Look through the records below and give the number of lines holding the string "location", nothing more.

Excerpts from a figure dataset

Start

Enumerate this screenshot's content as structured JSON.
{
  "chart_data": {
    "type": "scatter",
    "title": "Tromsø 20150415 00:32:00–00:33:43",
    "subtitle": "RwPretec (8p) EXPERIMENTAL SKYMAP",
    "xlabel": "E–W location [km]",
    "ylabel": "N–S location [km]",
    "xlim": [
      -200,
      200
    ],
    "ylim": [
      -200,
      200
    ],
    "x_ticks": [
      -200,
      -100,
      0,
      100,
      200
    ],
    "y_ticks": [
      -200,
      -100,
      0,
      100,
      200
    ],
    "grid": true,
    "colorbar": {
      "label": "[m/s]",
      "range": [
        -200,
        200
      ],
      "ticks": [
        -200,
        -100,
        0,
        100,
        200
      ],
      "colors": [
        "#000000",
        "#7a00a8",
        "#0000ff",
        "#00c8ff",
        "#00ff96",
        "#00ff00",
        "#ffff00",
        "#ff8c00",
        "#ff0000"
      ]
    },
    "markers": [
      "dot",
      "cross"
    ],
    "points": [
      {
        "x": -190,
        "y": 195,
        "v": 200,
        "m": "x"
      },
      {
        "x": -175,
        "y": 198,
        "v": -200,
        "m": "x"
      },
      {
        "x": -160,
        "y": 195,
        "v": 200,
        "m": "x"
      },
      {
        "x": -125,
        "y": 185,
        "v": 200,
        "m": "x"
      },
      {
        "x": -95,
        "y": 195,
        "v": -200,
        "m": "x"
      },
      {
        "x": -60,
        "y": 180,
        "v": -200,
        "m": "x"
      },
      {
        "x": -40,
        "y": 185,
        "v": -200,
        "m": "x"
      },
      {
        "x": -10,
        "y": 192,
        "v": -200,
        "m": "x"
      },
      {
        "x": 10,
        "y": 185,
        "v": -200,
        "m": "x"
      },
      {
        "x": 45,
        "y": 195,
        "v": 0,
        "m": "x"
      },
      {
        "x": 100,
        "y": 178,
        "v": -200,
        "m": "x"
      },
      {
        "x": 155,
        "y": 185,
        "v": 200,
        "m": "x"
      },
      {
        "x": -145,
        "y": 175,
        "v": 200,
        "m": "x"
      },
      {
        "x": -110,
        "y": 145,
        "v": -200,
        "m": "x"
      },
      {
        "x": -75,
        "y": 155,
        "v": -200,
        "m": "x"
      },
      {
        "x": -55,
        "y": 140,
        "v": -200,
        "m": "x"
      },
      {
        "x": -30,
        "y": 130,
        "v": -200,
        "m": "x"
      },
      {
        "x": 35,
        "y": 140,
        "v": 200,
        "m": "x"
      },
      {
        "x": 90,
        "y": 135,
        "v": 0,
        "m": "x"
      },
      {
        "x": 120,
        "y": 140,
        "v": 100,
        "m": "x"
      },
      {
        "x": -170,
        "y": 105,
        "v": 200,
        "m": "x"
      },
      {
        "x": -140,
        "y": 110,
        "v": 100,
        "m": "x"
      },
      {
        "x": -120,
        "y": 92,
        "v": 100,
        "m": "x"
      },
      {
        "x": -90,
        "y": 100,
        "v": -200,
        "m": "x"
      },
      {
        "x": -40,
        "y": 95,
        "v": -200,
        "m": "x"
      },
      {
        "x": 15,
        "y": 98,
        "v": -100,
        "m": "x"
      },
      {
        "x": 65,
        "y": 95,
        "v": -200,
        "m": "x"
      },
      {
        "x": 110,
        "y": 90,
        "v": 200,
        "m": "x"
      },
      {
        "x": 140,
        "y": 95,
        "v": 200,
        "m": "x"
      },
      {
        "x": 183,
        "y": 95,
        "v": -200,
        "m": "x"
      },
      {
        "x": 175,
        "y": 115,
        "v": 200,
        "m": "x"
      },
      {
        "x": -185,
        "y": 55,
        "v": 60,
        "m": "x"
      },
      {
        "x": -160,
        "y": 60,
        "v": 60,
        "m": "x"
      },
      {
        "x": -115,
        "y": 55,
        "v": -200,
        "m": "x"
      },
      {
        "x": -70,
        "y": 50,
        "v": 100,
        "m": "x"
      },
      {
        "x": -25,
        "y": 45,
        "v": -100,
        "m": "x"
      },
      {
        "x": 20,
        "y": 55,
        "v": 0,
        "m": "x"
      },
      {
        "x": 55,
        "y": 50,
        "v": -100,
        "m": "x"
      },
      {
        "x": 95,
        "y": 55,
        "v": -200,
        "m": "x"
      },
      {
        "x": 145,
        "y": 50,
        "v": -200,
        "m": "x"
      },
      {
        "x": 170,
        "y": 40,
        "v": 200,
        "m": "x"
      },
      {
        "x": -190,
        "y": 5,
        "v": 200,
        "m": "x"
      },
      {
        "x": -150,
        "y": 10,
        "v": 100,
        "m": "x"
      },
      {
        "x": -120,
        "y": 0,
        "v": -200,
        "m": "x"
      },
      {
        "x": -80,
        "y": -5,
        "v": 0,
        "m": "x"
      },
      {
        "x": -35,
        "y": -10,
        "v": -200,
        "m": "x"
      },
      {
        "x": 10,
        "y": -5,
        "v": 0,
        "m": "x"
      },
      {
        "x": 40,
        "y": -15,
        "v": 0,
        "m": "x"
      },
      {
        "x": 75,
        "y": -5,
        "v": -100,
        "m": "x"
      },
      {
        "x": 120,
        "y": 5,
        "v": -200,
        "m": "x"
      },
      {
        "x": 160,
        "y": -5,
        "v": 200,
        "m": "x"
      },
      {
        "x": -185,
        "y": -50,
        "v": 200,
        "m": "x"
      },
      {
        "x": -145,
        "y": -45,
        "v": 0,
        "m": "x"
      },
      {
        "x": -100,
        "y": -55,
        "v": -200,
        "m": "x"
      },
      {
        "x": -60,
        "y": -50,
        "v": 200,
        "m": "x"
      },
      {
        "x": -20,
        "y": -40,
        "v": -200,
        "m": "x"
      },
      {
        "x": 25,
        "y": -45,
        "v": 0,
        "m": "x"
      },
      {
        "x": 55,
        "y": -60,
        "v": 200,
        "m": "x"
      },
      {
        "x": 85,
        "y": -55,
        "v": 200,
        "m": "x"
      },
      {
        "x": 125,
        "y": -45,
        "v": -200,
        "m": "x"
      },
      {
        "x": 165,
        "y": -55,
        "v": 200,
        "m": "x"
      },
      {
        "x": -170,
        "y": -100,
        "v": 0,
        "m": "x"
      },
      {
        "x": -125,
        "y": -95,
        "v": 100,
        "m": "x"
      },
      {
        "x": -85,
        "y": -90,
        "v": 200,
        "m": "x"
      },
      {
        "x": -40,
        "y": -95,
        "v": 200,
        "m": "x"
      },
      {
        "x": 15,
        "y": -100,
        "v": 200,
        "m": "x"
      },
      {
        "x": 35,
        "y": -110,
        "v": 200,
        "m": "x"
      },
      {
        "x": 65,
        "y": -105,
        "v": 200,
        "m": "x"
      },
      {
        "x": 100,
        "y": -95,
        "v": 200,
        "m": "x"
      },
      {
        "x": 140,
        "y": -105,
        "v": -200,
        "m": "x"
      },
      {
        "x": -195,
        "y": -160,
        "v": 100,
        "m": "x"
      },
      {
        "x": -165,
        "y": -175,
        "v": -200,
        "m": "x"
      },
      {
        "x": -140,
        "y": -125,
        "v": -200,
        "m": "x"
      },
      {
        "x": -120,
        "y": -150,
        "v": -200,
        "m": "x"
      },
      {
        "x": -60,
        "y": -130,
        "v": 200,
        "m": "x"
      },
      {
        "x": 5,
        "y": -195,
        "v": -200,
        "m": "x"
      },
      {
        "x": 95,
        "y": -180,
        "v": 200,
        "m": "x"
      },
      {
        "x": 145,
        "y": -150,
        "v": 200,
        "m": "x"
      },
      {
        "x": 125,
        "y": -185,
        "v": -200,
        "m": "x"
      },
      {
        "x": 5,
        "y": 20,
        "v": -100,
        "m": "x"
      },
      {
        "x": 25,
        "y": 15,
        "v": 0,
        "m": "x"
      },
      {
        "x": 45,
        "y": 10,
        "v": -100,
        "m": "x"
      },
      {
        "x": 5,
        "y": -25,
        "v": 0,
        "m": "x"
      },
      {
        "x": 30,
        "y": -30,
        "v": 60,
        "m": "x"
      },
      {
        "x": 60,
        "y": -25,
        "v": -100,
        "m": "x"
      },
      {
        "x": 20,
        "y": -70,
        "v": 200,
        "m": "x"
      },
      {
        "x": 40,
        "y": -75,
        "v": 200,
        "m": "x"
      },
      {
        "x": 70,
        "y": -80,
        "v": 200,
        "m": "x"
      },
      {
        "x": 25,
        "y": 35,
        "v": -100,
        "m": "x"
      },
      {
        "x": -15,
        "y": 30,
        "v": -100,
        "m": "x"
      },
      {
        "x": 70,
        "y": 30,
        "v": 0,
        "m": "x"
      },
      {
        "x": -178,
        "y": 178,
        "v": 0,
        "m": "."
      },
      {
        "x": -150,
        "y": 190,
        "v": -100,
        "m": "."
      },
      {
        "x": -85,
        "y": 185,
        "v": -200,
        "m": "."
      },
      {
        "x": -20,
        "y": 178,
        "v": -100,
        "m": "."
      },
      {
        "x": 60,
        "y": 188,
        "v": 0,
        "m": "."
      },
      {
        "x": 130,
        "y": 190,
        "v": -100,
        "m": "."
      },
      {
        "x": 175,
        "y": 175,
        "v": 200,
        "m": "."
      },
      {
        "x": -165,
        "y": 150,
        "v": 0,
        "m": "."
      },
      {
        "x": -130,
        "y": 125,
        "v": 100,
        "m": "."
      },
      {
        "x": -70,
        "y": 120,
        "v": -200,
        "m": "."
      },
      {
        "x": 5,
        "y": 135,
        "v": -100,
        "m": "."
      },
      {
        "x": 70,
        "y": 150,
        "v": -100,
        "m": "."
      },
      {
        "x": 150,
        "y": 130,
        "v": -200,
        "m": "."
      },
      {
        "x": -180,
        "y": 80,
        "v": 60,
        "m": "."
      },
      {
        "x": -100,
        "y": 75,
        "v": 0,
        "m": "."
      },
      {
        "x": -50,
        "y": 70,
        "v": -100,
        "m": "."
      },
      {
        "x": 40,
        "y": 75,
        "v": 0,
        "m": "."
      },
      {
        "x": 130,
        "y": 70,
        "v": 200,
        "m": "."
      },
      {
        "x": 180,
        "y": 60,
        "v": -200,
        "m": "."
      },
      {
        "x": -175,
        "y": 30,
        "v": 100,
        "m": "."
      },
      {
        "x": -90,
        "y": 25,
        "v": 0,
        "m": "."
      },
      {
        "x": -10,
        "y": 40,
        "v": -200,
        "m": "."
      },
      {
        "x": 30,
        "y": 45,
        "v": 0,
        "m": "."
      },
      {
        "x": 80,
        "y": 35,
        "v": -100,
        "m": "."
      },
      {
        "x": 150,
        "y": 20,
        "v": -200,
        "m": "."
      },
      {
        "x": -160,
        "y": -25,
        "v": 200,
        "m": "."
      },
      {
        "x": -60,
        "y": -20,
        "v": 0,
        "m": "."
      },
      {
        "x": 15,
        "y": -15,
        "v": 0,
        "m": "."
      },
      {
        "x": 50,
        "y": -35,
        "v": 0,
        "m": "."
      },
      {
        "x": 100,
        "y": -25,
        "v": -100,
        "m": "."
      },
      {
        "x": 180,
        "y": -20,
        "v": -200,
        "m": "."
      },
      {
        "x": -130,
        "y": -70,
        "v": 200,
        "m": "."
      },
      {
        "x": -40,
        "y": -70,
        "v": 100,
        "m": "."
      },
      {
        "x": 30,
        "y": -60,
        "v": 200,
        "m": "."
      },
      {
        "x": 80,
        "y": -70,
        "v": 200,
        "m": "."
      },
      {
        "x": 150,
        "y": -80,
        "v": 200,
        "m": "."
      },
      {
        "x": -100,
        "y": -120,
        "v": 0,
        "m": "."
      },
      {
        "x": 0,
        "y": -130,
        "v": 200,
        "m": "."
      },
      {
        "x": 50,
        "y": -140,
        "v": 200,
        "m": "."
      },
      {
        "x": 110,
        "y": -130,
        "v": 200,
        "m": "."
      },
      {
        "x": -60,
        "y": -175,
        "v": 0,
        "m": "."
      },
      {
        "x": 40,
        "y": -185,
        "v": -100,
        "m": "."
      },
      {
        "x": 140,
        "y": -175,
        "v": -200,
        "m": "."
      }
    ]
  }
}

End

▶ **REPLY**
2